[Instructions to follow]
In the entries that follow, how many lines contain the word "Range"? Answer with the number only.

[Dataset content]
-- Begin --
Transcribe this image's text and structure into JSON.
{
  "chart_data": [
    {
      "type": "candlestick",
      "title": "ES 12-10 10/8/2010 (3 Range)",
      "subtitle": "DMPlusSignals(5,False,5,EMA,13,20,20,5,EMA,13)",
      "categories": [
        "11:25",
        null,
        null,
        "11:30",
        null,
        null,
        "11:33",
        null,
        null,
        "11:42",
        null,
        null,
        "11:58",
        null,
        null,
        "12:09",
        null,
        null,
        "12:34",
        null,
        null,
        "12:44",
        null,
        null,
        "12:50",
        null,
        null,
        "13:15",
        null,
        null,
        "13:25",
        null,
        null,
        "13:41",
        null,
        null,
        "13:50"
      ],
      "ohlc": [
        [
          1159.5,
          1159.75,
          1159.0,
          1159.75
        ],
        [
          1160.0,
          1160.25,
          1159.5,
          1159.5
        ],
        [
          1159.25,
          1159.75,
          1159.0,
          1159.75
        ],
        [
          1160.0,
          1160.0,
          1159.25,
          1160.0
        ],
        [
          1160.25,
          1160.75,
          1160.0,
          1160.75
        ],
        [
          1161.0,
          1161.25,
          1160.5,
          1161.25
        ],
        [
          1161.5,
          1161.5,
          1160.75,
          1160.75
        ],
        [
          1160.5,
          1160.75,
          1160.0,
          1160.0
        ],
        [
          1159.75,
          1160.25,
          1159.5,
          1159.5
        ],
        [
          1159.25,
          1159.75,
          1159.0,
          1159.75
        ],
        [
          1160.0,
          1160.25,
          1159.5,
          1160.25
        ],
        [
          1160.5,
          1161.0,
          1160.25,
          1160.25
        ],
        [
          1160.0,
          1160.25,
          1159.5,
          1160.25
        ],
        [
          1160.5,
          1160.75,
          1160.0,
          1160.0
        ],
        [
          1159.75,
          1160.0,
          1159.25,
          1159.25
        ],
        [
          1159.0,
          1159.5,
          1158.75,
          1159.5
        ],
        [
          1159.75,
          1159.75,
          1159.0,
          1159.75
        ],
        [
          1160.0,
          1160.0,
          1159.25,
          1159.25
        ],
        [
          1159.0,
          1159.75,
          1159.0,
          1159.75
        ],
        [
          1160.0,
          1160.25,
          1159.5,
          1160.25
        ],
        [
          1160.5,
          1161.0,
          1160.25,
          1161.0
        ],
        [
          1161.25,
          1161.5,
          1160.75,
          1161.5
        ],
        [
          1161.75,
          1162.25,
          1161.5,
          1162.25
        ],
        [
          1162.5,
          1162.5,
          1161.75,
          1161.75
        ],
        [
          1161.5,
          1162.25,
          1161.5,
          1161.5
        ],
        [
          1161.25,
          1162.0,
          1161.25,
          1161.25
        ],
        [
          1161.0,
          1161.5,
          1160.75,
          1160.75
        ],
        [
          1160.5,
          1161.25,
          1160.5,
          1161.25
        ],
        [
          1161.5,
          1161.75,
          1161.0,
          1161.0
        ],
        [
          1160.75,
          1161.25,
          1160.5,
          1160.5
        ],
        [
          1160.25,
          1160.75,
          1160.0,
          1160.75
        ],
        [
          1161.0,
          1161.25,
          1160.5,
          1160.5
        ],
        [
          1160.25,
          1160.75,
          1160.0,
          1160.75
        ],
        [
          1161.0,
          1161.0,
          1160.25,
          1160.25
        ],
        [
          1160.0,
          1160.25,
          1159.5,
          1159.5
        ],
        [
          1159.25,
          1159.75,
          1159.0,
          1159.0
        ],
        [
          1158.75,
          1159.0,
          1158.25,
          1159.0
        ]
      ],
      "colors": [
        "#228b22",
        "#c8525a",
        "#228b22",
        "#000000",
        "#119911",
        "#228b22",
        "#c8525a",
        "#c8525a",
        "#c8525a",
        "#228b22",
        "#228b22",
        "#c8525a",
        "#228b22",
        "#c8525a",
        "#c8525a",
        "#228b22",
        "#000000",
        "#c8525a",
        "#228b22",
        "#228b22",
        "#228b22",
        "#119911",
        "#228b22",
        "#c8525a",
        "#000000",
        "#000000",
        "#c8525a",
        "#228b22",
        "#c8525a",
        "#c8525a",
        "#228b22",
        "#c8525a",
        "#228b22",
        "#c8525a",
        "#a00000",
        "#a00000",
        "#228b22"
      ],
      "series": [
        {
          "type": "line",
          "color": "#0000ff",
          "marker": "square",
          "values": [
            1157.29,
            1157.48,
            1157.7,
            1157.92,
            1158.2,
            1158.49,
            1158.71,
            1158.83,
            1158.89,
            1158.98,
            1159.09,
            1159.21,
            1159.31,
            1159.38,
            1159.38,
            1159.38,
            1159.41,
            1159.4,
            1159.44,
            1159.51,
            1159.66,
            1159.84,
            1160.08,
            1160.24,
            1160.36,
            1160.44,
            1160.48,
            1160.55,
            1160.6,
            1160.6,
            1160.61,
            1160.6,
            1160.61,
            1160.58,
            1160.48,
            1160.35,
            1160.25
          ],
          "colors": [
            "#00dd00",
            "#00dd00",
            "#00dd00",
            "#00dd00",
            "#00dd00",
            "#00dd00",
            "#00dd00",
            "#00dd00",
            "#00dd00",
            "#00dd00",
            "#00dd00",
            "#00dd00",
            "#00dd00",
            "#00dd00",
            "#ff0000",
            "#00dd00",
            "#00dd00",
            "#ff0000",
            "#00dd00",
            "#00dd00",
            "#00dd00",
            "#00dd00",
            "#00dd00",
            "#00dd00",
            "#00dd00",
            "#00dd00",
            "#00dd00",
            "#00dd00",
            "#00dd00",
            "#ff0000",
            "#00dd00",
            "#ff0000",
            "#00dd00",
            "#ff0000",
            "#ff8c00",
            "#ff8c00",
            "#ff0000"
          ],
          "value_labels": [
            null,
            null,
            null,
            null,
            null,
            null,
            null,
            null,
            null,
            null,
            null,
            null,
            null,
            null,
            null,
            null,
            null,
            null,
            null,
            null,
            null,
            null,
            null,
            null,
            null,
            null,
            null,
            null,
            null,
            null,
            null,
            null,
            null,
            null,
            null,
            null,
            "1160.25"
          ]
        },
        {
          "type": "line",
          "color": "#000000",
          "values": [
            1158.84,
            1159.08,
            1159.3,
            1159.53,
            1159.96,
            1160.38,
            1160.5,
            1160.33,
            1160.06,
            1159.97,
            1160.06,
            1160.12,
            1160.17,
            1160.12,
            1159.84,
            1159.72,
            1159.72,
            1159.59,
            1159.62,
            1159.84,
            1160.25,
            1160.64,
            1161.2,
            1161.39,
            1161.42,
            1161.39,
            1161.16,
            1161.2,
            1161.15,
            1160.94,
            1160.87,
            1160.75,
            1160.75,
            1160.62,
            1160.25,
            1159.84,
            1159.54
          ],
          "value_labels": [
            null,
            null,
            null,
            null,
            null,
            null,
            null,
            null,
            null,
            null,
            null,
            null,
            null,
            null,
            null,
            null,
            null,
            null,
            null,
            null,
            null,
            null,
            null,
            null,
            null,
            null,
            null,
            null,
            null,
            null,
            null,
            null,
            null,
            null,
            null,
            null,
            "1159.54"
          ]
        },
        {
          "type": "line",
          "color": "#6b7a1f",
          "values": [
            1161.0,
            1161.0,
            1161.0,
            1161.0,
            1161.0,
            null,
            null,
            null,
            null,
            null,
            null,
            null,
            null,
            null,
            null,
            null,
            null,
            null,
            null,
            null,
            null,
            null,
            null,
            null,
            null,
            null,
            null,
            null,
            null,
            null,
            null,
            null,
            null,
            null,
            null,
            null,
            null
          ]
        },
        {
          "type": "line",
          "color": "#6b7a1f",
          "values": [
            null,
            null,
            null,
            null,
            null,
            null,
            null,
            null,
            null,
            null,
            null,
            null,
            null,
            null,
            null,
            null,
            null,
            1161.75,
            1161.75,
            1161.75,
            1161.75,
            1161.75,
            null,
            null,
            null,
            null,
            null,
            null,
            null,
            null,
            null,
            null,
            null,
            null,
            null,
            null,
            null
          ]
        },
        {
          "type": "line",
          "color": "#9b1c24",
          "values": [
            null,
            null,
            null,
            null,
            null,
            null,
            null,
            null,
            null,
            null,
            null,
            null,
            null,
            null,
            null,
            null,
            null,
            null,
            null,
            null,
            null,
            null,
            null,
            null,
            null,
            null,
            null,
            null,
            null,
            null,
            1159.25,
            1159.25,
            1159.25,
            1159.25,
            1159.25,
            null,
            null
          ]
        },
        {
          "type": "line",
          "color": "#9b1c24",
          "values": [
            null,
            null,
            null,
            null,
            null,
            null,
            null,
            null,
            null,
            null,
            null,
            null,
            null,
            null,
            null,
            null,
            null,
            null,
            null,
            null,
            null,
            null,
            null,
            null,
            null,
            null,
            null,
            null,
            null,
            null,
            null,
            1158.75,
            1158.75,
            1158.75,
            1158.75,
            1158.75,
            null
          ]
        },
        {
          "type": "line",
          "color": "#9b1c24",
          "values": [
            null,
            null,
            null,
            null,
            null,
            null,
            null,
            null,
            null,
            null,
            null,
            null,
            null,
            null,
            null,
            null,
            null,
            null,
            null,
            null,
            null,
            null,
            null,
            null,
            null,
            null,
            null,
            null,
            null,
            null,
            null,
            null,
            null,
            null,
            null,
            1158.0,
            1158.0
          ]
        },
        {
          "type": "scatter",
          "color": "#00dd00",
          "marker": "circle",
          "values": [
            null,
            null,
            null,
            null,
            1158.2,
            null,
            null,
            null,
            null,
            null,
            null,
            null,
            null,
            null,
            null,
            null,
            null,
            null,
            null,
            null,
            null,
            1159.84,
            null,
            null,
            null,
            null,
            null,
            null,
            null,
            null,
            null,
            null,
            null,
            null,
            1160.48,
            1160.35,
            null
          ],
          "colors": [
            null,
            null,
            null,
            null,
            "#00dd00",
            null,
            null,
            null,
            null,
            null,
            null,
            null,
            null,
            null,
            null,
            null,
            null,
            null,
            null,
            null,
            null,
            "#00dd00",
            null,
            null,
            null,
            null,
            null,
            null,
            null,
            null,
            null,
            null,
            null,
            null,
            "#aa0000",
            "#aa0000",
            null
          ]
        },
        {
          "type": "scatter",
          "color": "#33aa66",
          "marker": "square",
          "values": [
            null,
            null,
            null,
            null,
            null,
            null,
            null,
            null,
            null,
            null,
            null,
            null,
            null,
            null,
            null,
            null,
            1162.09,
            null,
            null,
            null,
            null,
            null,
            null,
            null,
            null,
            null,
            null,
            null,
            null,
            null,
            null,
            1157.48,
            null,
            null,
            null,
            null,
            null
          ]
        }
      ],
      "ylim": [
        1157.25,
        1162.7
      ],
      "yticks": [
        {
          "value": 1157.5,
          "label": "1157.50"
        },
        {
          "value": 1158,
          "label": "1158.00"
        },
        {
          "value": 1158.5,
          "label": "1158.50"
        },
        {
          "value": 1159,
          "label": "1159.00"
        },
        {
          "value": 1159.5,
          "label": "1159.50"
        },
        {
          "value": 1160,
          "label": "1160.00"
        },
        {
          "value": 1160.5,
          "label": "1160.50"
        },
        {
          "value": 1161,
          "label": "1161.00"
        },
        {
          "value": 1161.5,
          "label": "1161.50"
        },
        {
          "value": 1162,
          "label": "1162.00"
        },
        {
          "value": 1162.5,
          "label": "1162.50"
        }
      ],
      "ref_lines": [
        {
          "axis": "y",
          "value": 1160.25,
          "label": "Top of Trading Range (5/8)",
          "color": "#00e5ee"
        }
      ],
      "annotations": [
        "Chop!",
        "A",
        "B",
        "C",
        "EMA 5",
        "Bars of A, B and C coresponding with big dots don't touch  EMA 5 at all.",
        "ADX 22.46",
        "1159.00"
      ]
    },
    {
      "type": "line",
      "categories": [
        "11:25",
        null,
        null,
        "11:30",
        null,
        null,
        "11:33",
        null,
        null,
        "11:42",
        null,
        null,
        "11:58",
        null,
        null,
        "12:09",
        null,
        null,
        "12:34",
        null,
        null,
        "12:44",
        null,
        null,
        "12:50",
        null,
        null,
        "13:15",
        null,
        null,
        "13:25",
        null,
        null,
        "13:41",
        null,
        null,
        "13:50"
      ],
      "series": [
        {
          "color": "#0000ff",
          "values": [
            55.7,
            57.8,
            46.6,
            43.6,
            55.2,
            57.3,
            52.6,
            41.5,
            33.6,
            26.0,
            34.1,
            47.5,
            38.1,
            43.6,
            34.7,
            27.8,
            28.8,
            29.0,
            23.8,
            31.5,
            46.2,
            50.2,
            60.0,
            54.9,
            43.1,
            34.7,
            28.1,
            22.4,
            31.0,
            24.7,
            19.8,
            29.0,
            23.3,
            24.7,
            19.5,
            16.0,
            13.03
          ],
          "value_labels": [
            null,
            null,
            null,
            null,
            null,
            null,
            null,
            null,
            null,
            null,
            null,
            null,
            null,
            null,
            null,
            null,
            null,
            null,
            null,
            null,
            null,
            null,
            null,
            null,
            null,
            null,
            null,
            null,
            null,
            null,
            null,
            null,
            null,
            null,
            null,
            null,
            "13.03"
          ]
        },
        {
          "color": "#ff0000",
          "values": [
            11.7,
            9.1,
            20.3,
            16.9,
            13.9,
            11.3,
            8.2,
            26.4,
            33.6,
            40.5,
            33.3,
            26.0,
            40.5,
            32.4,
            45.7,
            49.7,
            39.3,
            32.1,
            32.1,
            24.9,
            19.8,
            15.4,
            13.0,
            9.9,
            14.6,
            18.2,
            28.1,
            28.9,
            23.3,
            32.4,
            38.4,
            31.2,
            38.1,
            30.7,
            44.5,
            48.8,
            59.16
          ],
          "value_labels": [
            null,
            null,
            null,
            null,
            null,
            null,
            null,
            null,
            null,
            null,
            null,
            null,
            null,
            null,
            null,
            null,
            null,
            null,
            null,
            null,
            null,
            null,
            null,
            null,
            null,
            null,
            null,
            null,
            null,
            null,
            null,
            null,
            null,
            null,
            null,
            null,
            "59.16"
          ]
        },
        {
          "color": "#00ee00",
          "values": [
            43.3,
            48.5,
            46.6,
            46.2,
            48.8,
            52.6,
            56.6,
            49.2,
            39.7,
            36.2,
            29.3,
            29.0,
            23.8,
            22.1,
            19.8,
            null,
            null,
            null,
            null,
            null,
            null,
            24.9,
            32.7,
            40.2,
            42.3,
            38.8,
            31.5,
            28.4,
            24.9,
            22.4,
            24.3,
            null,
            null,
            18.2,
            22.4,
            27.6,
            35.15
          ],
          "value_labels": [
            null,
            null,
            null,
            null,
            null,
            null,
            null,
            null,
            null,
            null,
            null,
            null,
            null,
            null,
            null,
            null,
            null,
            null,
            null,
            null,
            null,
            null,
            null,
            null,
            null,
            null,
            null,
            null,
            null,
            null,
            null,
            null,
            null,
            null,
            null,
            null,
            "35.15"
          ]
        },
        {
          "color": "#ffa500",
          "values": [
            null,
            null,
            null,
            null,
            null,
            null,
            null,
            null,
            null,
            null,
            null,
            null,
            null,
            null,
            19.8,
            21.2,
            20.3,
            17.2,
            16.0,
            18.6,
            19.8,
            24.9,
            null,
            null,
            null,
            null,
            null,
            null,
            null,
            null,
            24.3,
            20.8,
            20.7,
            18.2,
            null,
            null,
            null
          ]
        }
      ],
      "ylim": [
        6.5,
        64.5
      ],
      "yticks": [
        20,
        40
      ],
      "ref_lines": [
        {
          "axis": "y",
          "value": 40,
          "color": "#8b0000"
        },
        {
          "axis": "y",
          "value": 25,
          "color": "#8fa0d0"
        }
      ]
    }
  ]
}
-- End --
[Solution below]
2